STORED ROWS —
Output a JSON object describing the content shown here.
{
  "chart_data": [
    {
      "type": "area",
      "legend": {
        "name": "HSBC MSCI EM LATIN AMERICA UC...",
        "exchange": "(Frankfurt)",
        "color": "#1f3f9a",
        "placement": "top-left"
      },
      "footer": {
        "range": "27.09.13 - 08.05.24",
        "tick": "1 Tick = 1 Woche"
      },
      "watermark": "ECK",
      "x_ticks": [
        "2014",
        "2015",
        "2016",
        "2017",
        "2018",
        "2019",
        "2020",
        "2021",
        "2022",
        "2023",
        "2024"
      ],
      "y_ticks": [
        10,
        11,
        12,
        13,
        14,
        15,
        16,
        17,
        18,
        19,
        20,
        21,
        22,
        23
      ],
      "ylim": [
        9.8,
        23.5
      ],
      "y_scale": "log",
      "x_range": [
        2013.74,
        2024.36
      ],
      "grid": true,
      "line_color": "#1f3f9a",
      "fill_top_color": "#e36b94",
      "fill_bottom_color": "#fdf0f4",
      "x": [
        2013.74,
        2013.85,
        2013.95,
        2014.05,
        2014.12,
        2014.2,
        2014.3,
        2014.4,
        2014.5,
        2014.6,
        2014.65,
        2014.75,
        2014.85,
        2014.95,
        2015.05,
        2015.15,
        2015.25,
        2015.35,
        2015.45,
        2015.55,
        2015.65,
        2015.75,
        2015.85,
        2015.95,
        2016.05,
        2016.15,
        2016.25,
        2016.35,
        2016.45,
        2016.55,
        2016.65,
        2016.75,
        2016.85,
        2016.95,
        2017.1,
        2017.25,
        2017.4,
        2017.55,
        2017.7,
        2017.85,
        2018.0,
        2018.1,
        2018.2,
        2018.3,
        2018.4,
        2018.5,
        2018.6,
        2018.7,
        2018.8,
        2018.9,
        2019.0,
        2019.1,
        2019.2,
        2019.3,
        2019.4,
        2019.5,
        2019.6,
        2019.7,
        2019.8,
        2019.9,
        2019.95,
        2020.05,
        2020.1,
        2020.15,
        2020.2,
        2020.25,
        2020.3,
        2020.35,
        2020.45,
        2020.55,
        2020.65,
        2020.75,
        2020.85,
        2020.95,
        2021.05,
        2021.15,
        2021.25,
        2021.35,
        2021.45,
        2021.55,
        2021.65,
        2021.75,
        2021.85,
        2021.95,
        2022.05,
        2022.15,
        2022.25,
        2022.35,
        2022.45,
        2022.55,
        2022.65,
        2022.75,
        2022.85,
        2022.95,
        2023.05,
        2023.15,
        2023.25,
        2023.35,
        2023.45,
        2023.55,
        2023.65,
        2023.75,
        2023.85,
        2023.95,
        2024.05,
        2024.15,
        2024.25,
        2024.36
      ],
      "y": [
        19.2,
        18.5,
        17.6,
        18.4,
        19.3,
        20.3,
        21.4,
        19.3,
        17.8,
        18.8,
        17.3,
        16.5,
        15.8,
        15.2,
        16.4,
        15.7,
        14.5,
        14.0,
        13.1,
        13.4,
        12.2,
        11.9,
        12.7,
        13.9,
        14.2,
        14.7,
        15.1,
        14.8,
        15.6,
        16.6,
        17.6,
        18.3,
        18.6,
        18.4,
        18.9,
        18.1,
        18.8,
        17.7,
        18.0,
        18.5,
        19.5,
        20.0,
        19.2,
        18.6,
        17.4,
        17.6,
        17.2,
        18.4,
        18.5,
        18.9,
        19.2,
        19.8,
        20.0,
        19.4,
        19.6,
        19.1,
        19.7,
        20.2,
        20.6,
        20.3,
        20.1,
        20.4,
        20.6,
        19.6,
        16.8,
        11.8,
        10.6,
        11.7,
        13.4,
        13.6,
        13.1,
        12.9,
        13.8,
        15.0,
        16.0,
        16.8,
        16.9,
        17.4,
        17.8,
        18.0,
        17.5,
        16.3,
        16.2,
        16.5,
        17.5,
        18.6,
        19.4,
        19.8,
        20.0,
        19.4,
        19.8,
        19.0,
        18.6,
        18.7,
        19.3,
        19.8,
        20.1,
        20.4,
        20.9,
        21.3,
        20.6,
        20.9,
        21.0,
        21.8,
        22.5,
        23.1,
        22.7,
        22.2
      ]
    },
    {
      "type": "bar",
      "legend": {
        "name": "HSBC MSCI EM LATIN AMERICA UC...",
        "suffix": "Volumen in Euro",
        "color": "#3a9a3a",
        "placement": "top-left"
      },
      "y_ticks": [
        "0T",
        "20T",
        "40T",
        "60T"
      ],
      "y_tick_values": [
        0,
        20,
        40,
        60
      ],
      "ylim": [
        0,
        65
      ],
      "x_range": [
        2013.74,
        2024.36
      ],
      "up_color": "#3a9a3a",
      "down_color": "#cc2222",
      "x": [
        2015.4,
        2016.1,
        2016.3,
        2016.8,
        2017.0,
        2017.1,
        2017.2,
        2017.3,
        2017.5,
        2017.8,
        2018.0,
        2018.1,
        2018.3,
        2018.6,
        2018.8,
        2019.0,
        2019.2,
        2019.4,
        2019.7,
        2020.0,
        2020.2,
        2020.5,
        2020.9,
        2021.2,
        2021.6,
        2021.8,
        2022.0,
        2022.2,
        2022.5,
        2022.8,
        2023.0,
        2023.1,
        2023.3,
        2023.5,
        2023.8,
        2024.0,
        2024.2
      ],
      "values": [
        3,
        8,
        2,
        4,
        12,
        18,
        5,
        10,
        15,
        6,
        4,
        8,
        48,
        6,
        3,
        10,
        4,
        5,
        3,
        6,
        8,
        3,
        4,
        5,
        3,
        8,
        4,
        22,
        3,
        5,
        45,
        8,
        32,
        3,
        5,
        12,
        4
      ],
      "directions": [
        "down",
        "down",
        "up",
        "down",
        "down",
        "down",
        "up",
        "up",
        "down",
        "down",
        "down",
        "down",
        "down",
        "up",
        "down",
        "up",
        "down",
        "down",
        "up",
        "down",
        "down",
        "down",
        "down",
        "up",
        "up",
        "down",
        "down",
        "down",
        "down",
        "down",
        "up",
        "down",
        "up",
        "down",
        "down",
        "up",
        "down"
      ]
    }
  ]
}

WORK TO BE COMPLETED —
Copy all of the material word for word.

EXERCISE RESULT —
Output a JSON object describing the content shown here.
{
  "chart_data": [
    {
      "type": "area",
      "legend": {
        "name": "HSBC MSCI EM LATIN AMERICA UC...",
        "exchange": "(Frankfurt)",
        "color": "#1f3f9a",
        "placement": "top-left"
      },
      "footer": {
        "range": "27.09.13 - 08.05.24",
        "tick": "1 Tick = 1 Woche"
      },
      "watermark": "ECK",
      "x_ticks": [
        "2014",
        "2015",
        "2016",
        "2017",
        "2018",
        "2019",
        "2020",
        "2021",
        "2022",
        "2023",
        "2024"
      ],
      "y_ticks": [
        10,
        11,
        12,
        13,
        14,
        15,
        16,
        17,
        18,
        19,
        20,
        21,
        22,
        23
      ],
      "ylim": [
        9.8,
        23.5
      ],
      "y_scale": "log",
      "x_range": [
        2013.74,
        2024.36
      ],
      "grid": true,
      "line_color": "#1f3f9a",
      "fill_top_color": "#e36b94",
      "fill_bottom_color": "#fdf0f4",
      "x": [
        2013.74,
        2013.85,
        2013.95,
        2014.05,
        2014.12,
        2014.2,
        2014.3,
        2014.4,
        2014.5,
        2014.6,
        2014.65,
        2014.75,
        2014.85,
        2014.95,
        2015.05,
        2015.15,
        2015.25,
        2015.35,
        2015.45,
        2015.55,
        2015.65,
        2015.75,
        2015.85,
        2015.95,
        2016.05,
        2016.15,
        2016.25,
        2016.35,
        2016.45,
        2016.55,
        2016.65,
        2016.75,
        2016.85,
        2016.95,
        2017.1,
        2017.25,
        2017.4,
        2017.55,
        2017.7,
        2017.85,
        2018.0,
        2018.1,
        2018.2,
        2018.3,
        2018.4,
        2018.5,
        2018.6,
        2018.7,
        2018.8,
        2018.9,
        2019.0,
        2019.1,
        2019.2,
        2019.3,
        2019.4,
        2019.5,
        2019.6,
        2019.7,
        2019.8,
        2019.9,
        2019.95,
        2020.05,
        2020.1,
        2020.15,
        2020.2,
        2020.25,
        2020.3,
        2020.35,
        2020.45,
        2020.55,
        2020.65,
        2020.75,
        2020.85,
        2020.95,
        2021.05,
        2021.15,
        2021.25,
        2021.35,
        2021.45,
        2021.55,
        2021.65,
        2021.75,
        2021.85,
        2021.95,
        2022.05,
        2022.15,
        2022.25,
        2022.35,
        2022.45,
        2022.55,
        2022.65,
        2022.75,
        2022.85,
        2022.95,
        2023.05,
        2023.15,
        2023.25,
        2023.35,
        2023.45,
        2023.55,
        2023.65,
        2023.75,
        2023.85,
        2023.95,
        2024.05,
        2024.15,
        2024.25,
        2024.36
      ],
      "y": [
        19.2,
        18.5,
        17.6,
        18.4,
        19.3,
        20.3,
        21.4,
        19.3,
        17.8,
        18.8,
        17.3,
        16.5,
        15.8,
        15.2,
        16.4,
        15.7,
        14.5,
        14.0,
        13.1,
        13.4,
        12.2,
        11.9,
        12.7,
        13.9,
        14.2,
        14.7,
        15.1,
        14.8,
        15.6,
        16.6,
        17.6,
        18.3,
        18.6,
        18.4,
        18.9,
        18.1,
        18.8,
        17.7,
        18.0,
        18.5,
        19.5,
        20.0,
        19.2,
        18.6,
        17.4,
        17.6,
        17.2,
        18.4,
        18.5,
        18.9,
        19.2,
        19.8,
        20.0,
        19.4,
        19.6,
        19.1,
        19.7,
        20.2,
        20.6,
        20.3,
        20.1,
        20.4,
        20.6,
        19.6,
        16.8,
        11.8,
        10.6,
        11.7,
        13.4,
        13.6,
        13.1,
        12.9,
        13.8,
        15.0,
        16.0,
        16.8,
        16.9,
        17.4,
        17.8,
        18.0,
        17.5,
        16.3,
        16.2,
        16.5,
        17.5,
        18.6,
        19.4,
        19.8,
        20.0,
        19.4,
        19.8,
        19.0,
        18.6,
        18.7,
        19.3,
        19.8,
        20.1,
        20.4,
        20.9,
        21.3,
        20.6,
        20.9,
        21.0,
        21.8,
        22.5,
        23.1,
        22.7,
        22.2
      ]
    },
    {
      "type": "bar",
      "legend": {
        "name": "HSBC MSCI EM LATIN AMERICA UC...",
        "suffix": "Volumen in Euro",
        "color": "#3a9a3a",
        "placement": "top-left"
      },
      "y_ticks": [
        "0T",
        "20T",
        "40T",
        "60T"
      ],
      "y_tick_values": [
        0,
        20,
        40,
        60
      ],
      "ylim": [
        0,
        65
      ],
      "x_range": [
        2013.74,
        2024.36
      ],
      "up_color": "#3a9a3a",
      "down_color": "#cc2222",
      "x": [
        2015.4,
        2016.1,
        2016.3,
        2016.8,
        2017.0,
        2017.1,
        2017.2,
        2017.3,
        2017.5,
        2017.8,
        2018.0,
        2018.1,
        2018.3,
        2018.6,
        2018.8,
        2019.0,
        2019.2,
        2019.4,
        2019.7,
        2020.0,
        2020.2,
        2020.5,
        2020.9,
        2021.2,
        2021.6,
        2021.8,
        2022.0,
        2022.2,
        2022.5,
        2022.8,
        2023.0,
        2023.1,
        2023.3,
        2023.5,
        2023.8,
        2024.0,
        2024.2
      ],
      "values": [
        3,
        8,
        2,
        4,
        12,
        18,
        5,
        10,
        15,
        6,
        4,
        8,
        48,
        6,
        3,
        10,
        4,
        5,
        3,
        6,
        8,
        3,
        4,
        5,
        3,
        8,
        4,
        22,
        3,
        5,
        45,
        8,
        32,
        3,
        5,
        12,
        4
      ],
      "directions": [
        "down",
        "down",
        "up",
        "down",
        "down",
        "down",
        "up",
        "up",
        "down",
        "down",
        "down",
        "down",
        "down",
        "up",
        "down",
        "up",
        "down",
        "down",
        "up",
        "down",
        "down",
        "down",
        "down",
        "up",
        "up",
        "down",
        "down",
        "down",
        "down",
        "down",
        "up",
        "down",
        "up",
        "down",
        "down",
        "up",
        "down"
      ]
    }
  ]
}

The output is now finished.